%%

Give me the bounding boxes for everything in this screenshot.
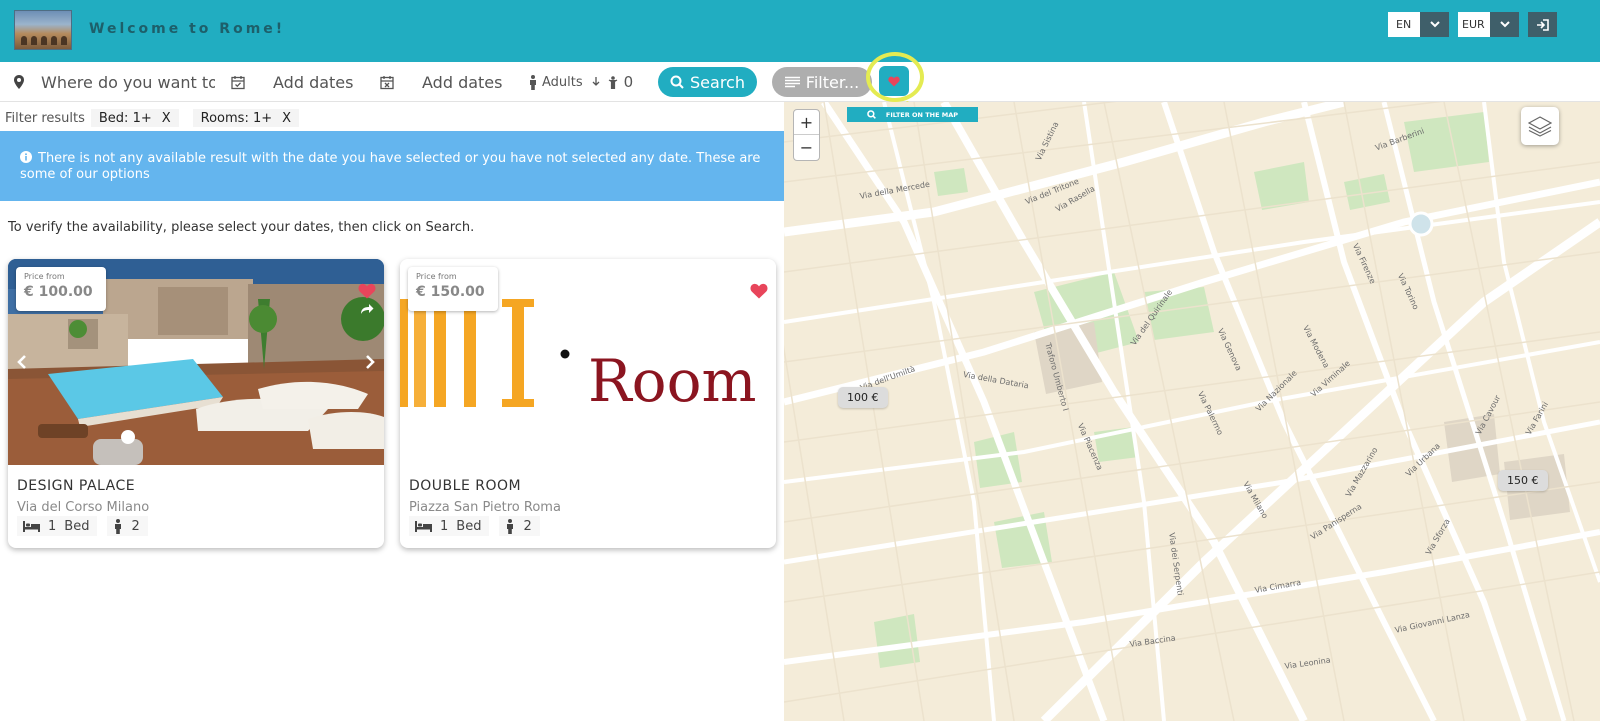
bed-icon bbox=[415, 520, 432, 532]
chevron-down-icon[interactable] bbox=[1490, 12, 1519, 37]
price-from-label: Price from bbox=[416, 272, 457, 281]
remove-filter-button[interactable]: X bbox=[162, 111, 171, 126]
zoom-out-button[interactable]: − bbox=[794, 135, 819, 160]
remove-filter-button[interactable]: X bbox=[282, 111, 291, 126]
bed-count: 1 Bed bbox=[409, 516, 490, 536]
person-icon bbox=[507, 518, 514, 534]
site-title: Welcome to Rome! bbox=[89, 21, 286, 37]
guest-count: 2 bbox=[499, 516, 540, 536]
language-select[interactable]: EN bbox=[1388, 12, 1449, 37]
active-filters: Filter results Bed: 1+ X Rooms: 1+ X bbox=[5, 109, 300, 127]
chevron-right-icon[interactable] bbox=[362, 351, 378, 373]
chevron-down-icon[interactable] bbox=[1420, 12, 1449, 37]
listing-address: Via del Corso Milano bbox=[17, 500, 150, 515]
favorite-heart-icon[interactable] bbox=[750, 283, 768, 299]
calendar-x-icon bbox=[380, 75, 394, 89]
price-from-label: Price from bbox=[24, 272, 65, 281]
share-icon[interactable] bbox=[360, 303, 374, 315]
guests-label: Adults bbox=[542, 74, 583, 90]
price-marker[interactable]: 100 € bbox=[838, 387, 888, 408]
zoom-in-button[interactable]: + bbox=[794, 110, 819, 135]
listing-meta: 1 Bed 2 bbox=[17, 516, 158, 536]
guests-field[interactable]: Adults 0 bbox=[528, 62, 633, 102]
sign-in-icon bbox=[1537, 18, 1549, 31]
map-pin-icon bbox=[14, 75, 24, 89]
price-badge: Price from € 100.00 bbox=[16, 267, 106, 311]
filter-label: Filter... bbox=[805, 72, 860, 92]
checkout-label: Add dates bbox=[422, 72, 503, 92]
zoom-control: + − bbox=[793, 109, 820, 161]
person-icon bbox=[530, 74, 536, 90]
listing-address: Piazza San Pietro Roma bbox=[409, 500, 561, 515]
price-value: € 100.00 bbox=[24, 284, 93, 300]
children-count: 0 bbox=[623, 73, 634, 91]
filter-chip-bed[interactable]: Bed: 1+ X bbox=[90, 109, 179, 127]
search-label: Search bbox=[690, 72, 745, 92]
person-icon bbox=[115, 518, 122, 534]
guest-number: 2 bbox=[523, 518, 532, 534]
guest-count: 2 bbox=[107, 516, 148, 536]
currency-select[interactable]: EUR bbox=[1458, 12, 1519, 37]
listing-photo[interactable]: Price from € 100.00 bbox=[8, 259, 384, 465]
highlight-circle bbox=[866, 52, 924, 102]
list-icon bbox=[784, 76, 800, 88]
layers-button[interactable] bbox=[1521, 107, 1559, 145]
bed-number: 1 bbox=[440, 518, 449, 534]
colosseum-logo[interactable] bbox=[14, 10, 72, 50]
listing-card[interactable]: Room Price from € 150.00 DOUBLE ROOM Pia… bbox=[400, 259, 776, 548]
filter-button[interactable]: Filter... bbox=[772, 67, 872, 97]
price-badge: Price from € 150.00 bbox=[408, 267, 498, 311]
child-icon bbox=[608, 75, 617, 89]
bed-label: Bed bbox=[456, 518, 482, 534]
arrow-down-icon bbox=[592, 77, 600, 86]
listing-name[interactable]: DESIGN PALACE bbox=[17, 478, 135, 494]
filter-on-map-button[interactable]: FILTER ON THE MAP bbox=[847, 107, 978, 122]
search-icon bbox=[670, 75, 684, 89]
filter-results-label: Filter results bbox=[5, 110, 85, 126]
filter-on-map-label: FILTER ON THE MAP bbox=[885, 110, 959, 119]
login-button[interactable] bbox=[1528, 12, 1557, 37]
listing-name[interactable]: DOUBLE ROOM bbox=[409, 478, 521, 494]
favorite-heart-icon[interactable] bbox=[358, 283, 376, 299]
chip-label: Rooms: 1+ bbox=[200, 110, 273, 126]
bed-label: Bed bbox=[64, 518, 90, 534]
map-view[interactable]: Via Barberini Via del Tritone Via Sistin… bbox=[784, 102, 1600, 721]
checkout-field[interactable]: Add dates bbox=[380, 62, 502, 102]
checkin-field[interactable]: Add dates bbox=[231, 62, 353, 102]
listing-meta: 1 Bed 2 bbox=[409, 516, 550, 536]
language-value: EN bbox=[1388, 12, 1420, 37]
top-header: Welcome to Rome! EN EUR bbox=[0, 0, 1600, 62]
where-input[interactable] bbox=[41, 72, 215, 92]
where-field[interactable] bbox=[14, 62, 215, 102]
price-value: € 150.00 bbox=[416, 284, 485, 300]
search-icon bbox=[867, 110, 876, 119]
map-tiles bbox=[784, 102, 1600, 721]
filter-chip-rooms[interactable]: Rooms: 1+ X bbox=[192, 109, 300, 127]
search-bar: Add dates Add dates Adults 0 Search Filt… bbox=[0, 62, 1600, 102]
search-button[interactable]: Search bbox=[658, 67, 757, 97]
verify-instructions: To verify the availability, please selec… bbox=[8, 220, 475, 235]
chevron-left-icon[interactable] bbox=[14, 351, 30, 373]
availability-notice: There is not any available result with t… bbox=[0, 131, 784, 201]
bed-icon bbox=[23, 520, 40, 532]
checkin-label: Add dates bbox=[273, 72, 354, 92]
listing-photo[interactable]: Room Price from € 150.00 bbox=[400, 259, 776, 465]
chip-label: Bed: 1+ bbox=[98, 110, 152, 126]
listing-logo-text: Room bbox=[588, 347, 757, 415]
guest-number: 2 bbox=[131, 518, 140, 534]
currency-value: EUR bbox=[1458, 12, 1490, 37]
calendar-check-icon bbox=[231, 75, 245, 89]
notice-text: There is not any available result with t… bbox=[20, 151, 761, 182]
price-marker[interactable]: 150 € bbox=[1498, 470, 1548, 491]
bed-number: 1 bbox=[48, 518, 57, 534]
listing-card[interactable]: Price from € 100.00 DESIGN PALACE Via de… bbox=[8, 259, 384, 548]
layers-icon bbox=[1528, 116, 1552, 137]
bed-count: 1 Bed bbox=[17, 516, 98, 536]
info-icon bbox=[20, 151, 32, 163]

%%

TASK GOAL: Reproduce every line of the records above without changes, leaving out the pictures.

ANSWER BELOW:
Give me the bounding boxes for everything in this screenshot.
bed-icon bbox=[415, 520, 432, 532]
chevron-down-icon[interactable] bbox=[1490, 12, 1519, 37]
price-from-label: Price from bbox=[416, 272, 457, 281]
remove-filter-button[interactable]: X bbox=[162, 111, 171, 126]
zoom-out-button[interactable]: − bbox=[794, 135, 819, 160]
remove-filter-button[interactable]: X bbox=[282, 111, 291, 126]
bed-count: 1 Bed bbox=[409, 516, 490, 536]
person-icon bbox=[507, 518, 514, 534]
site-title: Welcome to Rome! bbox=[89, 21, 286, 37]
guest-count: 2 bbox=[499, 516, 540, 536]
language-select[interactable]: EN bbox=[1388, 12, 1449, 37]
active-filters: Filter results Bed: 1+ X Rooms: 1+ X bbox=[5, 109, 300, 127]
chevron-right-icon[interactable] bbox=[362, 351, 378, 373]
chevron-down-icon[interactable] bbox=[1420, 12, 1449, 37]
listing-address: Via del Corso Milano bbox=[17, 500, 150, 515]
favorite-heart-icon[interactable] bbox=[750, 283, 768, 299]
calendar-x-icon bbox=[380, 75, 394, 89]
price-from-label: Price from bbox=[24, 272, 65, 281]
share-icon[interactable] bbox=[360, 303, 374, 315]
guests-label: Adults bbox=[542, 74, 583, 90]
price-marker[interactable]: 100 € bbox=[838, 387, 888, 408]
zoom-in-button[interactable]: + bbox=[794, 110, 819, 135]
listing-meta: 1 Bed 2 bbox=[17, 516, 158, 536]
guests-field[interactable]: Adults 0 bbox=[528, 62, 633, 102]
sign-in-icon bbox=[1537, 18, 1549, 31]
map-pin-icon bbox=[14, 75, 24, 89]
price-badge: Price from € 100.00 bbox=[16, 267, 106, 311]
filter-label: Filter... bbox=[805, 72, 860, 92]
checkout-label: Add dates bbox=[422, 72, 503, 92]
zoom-control: + − bbox=[793, 109, 820, 161]
person-icon bbox=[530, 74, 536, 90]
listing-address: Piazza San Pietro Roma bbox=[409, 500, 561, 515]
price-value: € 100.00 bbox=[24, 284, 93, 300]
children-count: 0 bbox=[623, 73, 634, 91]
filter-chip-bed[interactable]: Bed: 1+ X bbox=[90, 109, 179, 127]
search-label: Search bbox=[690, 72, 745, 92]
person-icon bbox=[115, 518, 122, 534]
guest-number: 2 bbox=[523, 518, 532, 534]
guest-count: 2 bbox=[107, 516, 148, 536]
currency-select[interactable]: EUR bbox=[1458, 12, 1519, 37]
listing-photo[interactable]: Price from € 100.00 bbox=[8, 259, 384, 465]
highlight-circle bbox=[866, 52, 924, 102]
list-icon bbox=[784, 76, 800, 88]
layers-button[interactable] bbox=[1521, 107, 1559, 145]
bed-number: 1 bbox=[440, 518, 449, 534]
colosseum-logo[interactable] bbox=[14, 10, 72, 50]
listing-card[interactable]: Room Price from € 150.00 DOUBLE ROOM Pia… bbox=[400, 259, 776, 548]
filter-button[interactable]: Filter... bbox=[772, 67, 872, 97]
price-badge: Price from € 150.00 bbox=[408, 267, 498, 311]
child-icon bbox=[608, 75, 617, 89]
bed-label: Bed bbox=[456, 518, 482, 534]
arrow-down-icon bbox=[592, 77, 600, 86]
listing-name[interactable]: DESIGN PALACE bbox=[17, 478, 135, 494]
filter-on-map-button[interactable]: FILTER ON THE MAP bbox=[847, 107, 978, 122]
search-icon bbox=[670, 75, 684, 89]
filter-results-label: Filter results bbox=[5, 110, 85, 126]
filter-on-map-label: FILTER ON THE MAP bbox=[885, 110, 959, 119]
login-button[interactable] bbox=[1528, 12, 1557, 37]
listing-name[interactable]: DOUBLE ROOM bbox=[409, 478, 521, 494]
favorite-heart-icon[interactable] bbox=[358, 283, 376, 299]
chip-label: Rooms: 1+ bbox=[200, 110, 273, 126]
bed-label: Bed bbox=[64, 518, 90, 534]
map-view[interactable]: Via Barberini Via del Tritone Via Sistin… bbox=[784, 102, 1600, 721]
checkout-field[interactable]: Add dates bbox=[380, 62, 502, 102]
checkin-field[interactable]: Add dates bbox=[231, 62, 353, 102]
listing-meta: 1 Bed 2 bbox=[409, 516, 550, 536]
language-value: EN bbox=[1388, 12, 1420, 37]
top-header: Welcome to Rome! EN EUR bbox=[0, 0, 1600, 62]
where-input[interactable] bbox=[41, 72, 215, 92]
where-field[interactable] bbox=[14, 62, 215, 102]
price-value: € 150.00 bbox=[416, 284, 485, 300]
search-icon bbox=[867, 110, 876, 119]
map-tiles bbox=[784, 102, 1600, 721]
filter-chip-rooms[interactable]: Rooms: 1+ X bbox=[192, 109, 300, 127]
search-bar: Add dates Add dates Adults 0 Search Filt… bbox=[0, 62, 1600, 102]
search-button[interactable]: Search bbox=[658, 67, 757, 97]
verify-instructions: To verify the availability, please selec… bbox=[8, 220, 475, 235]
chevron-left-icon[interactable] bbox=[14, 351, 30, 373]
availability-notice: There is not any available result with t… bbox=[0, 131, 784, 201]
bed-icon bbox=[23, 520, 40, 532]
checkin-label: Add dates bbox=[273, 72, 354, 92]
listing-photo[interactable]: Room Price from € 150.00 bbox=[400, 259, 776, 465]
chip-label: Bed: 1+ bbox=[98, 110, 152, 126]
listing-logo-text: Room bbox=[588, 347, 757, 415]
guest-number: 2 bbox=[131, 518, 140, 534]
currency-value: EUR bbox=[1458, 12, 1490, 37]
calendar-check-icon bbox=[231, 75, 245, 89]
notice-text: There is not any available result with t… bbox=[20, 151, 761, 182]
price-marker[interactable]: 150 € bbox=[1498, 470, 1548, 491]
bed-number: 1 bbox=[48, 518, 57, 534]
listing-card[interactable]: Price from € 100.00 DESIGN PALACE Via de… bbox=[8, 259, 384, 548]
layers-icon bbox=[1528, 116, 1552, 137]
bed-count: 1 Bed bbox=[17, 516, 98, 536]
info-icon bbox=[20, 151, 32, 163]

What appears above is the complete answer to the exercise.